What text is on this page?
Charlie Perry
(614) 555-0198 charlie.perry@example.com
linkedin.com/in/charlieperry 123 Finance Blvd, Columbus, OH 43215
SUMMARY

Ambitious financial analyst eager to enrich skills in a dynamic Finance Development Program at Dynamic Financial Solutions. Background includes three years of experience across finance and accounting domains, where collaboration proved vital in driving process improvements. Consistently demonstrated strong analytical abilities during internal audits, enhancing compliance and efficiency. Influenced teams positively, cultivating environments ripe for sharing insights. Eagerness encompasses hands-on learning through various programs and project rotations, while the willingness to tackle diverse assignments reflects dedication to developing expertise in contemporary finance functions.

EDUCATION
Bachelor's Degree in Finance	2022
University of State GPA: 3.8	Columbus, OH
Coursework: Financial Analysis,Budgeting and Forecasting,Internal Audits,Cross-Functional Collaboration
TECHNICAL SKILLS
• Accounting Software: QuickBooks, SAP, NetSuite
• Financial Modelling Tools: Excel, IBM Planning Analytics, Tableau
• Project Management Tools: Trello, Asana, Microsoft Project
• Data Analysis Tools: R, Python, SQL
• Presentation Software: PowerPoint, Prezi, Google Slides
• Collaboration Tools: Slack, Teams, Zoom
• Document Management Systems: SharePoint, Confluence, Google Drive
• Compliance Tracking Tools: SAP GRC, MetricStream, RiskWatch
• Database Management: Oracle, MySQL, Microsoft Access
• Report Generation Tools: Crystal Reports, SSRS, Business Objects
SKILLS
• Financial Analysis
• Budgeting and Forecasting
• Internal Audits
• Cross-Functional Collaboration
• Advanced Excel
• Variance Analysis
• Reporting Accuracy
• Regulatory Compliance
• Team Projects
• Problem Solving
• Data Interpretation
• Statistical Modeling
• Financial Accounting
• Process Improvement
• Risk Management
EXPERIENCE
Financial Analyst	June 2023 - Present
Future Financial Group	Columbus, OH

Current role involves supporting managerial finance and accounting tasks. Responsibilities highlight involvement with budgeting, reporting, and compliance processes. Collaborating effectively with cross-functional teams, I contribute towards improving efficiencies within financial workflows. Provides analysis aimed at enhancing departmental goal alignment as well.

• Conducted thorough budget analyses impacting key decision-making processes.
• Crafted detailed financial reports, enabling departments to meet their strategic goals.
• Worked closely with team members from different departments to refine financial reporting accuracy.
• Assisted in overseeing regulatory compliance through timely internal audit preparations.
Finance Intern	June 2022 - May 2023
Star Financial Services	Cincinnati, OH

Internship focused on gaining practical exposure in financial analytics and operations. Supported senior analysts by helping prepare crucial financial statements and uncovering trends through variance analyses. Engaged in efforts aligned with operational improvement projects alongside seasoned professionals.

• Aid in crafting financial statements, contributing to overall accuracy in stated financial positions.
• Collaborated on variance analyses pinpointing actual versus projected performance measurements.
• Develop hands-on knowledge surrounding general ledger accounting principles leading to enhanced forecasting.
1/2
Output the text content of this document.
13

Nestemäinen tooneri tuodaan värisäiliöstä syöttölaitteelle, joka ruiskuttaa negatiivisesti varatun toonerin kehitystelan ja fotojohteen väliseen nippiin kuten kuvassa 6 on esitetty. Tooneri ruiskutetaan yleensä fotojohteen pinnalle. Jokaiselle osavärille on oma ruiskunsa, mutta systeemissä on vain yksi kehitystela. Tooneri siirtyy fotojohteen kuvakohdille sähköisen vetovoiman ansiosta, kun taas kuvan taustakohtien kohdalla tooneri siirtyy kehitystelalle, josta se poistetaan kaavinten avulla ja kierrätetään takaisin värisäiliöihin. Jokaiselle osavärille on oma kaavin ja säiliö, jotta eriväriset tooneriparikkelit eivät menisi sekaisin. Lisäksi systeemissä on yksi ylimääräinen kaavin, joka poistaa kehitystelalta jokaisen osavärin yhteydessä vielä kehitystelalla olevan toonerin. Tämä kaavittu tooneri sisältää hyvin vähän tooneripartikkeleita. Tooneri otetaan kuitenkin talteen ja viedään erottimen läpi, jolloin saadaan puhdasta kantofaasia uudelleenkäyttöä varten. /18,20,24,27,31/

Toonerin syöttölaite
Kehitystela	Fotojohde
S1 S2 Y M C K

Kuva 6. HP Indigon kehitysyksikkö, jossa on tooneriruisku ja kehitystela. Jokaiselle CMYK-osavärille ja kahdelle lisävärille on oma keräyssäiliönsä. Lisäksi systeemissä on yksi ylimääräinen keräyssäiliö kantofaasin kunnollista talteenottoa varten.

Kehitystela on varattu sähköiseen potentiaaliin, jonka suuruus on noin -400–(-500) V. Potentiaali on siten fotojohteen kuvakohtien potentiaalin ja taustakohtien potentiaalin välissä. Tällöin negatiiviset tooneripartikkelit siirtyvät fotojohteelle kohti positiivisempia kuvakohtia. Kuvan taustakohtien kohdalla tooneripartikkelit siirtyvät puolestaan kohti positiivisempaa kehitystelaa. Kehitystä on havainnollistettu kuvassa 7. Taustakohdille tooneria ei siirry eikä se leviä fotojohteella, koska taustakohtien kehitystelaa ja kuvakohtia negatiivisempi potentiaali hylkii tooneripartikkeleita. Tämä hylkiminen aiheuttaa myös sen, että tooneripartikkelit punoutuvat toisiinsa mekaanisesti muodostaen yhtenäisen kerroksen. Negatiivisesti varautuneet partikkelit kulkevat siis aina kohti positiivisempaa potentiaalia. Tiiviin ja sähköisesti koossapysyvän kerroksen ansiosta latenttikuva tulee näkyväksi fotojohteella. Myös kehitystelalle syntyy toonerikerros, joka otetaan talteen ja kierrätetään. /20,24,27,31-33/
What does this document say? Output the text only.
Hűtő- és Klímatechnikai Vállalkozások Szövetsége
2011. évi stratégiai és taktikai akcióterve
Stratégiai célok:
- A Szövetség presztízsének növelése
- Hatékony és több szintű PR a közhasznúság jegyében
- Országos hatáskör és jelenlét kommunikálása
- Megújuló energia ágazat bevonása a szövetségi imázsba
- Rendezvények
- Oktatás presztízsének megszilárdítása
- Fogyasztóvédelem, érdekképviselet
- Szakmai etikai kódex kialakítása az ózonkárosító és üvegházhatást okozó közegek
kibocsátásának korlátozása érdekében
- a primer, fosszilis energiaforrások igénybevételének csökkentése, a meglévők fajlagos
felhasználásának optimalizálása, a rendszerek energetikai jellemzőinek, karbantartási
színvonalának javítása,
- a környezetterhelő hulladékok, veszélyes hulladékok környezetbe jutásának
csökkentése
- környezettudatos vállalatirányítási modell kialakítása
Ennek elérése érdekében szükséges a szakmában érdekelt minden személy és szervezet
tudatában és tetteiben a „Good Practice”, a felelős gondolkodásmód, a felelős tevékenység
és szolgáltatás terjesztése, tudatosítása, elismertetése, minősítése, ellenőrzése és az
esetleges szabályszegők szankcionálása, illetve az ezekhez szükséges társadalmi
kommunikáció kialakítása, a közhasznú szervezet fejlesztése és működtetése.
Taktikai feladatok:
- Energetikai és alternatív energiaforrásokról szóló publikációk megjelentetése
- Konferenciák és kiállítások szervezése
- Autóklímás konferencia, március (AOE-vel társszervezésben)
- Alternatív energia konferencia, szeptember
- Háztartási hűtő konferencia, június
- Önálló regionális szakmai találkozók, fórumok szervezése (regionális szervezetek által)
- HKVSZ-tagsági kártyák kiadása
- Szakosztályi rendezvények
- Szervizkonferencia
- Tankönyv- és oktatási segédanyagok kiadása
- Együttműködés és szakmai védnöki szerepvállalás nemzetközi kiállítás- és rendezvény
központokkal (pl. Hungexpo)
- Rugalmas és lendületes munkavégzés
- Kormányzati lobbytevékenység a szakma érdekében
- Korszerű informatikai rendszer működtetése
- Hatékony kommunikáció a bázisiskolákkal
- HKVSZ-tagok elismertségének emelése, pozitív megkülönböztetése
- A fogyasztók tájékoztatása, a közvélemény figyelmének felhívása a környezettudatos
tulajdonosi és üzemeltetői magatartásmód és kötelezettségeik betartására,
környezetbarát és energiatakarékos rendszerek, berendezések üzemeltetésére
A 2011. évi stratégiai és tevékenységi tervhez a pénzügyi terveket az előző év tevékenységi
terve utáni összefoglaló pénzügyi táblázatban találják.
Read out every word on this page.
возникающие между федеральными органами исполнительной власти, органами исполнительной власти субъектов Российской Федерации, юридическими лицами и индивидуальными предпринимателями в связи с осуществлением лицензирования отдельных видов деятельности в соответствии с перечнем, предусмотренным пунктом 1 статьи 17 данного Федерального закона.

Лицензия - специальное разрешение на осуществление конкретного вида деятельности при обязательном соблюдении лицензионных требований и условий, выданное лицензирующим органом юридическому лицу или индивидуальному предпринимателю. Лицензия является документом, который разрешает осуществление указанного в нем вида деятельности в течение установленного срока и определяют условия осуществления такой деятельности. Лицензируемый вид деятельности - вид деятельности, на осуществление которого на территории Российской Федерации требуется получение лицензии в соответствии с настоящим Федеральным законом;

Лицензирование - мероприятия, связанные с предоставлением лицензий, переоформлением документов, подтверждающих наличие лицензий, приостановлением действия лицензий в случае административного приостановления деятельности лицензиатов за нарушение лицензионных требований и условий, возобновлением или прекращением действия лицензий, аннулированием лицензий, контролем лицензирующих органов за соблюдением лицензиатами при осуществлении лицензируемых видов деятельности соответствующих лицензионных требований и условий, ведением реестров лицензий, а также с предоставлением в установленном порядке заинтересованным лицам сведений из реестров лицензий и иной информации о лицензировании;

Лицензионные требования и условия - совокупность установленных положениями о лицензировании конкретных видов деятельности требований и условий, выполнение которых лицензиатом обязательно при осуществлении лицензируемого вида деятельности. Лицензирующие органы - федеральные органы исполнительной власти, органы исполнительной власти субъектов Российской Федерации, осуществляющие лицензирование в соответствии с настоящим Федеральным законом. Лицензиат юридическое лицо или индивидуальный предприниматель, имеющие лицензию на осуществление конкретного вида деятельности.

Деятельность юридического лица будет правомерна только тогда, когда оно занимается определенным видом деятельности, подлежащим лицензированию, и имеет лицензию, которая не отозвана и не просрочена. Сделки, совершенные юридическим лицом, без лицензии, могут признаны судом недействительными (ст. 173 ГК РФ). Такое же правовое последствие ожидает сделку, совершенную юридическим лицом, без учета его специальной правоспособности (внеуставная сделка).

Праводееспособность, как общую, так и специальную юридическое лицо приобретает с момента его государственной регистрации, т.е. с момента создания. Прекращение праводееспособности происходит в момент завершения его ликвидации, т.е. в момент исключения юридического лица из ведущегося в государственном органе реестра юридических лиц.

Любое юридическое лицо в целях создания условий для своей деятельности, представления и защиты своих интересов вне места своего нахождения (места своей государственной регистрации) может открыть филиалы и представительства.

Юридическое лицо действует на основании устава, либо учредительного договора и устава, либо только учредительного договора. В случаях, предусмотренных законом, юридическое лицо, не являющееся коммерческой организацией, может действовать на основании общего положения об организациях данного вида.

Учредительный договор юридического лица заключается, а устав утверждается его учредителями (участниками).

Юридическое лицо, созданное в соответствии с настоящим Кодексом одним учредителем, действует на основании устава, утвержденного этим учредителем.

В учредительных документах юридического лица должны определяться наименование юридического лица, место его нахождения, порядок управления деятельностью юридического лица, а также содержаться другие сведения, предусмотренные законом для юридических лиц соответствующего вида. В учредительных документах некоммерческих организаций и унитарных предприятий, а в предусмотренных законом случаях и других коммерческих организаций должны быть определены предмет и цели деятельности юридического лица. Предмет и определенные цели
****
The task >> Among the lines of the records above, count those holding the string "kommunikáció", and report only the number.

Solved problem >> 2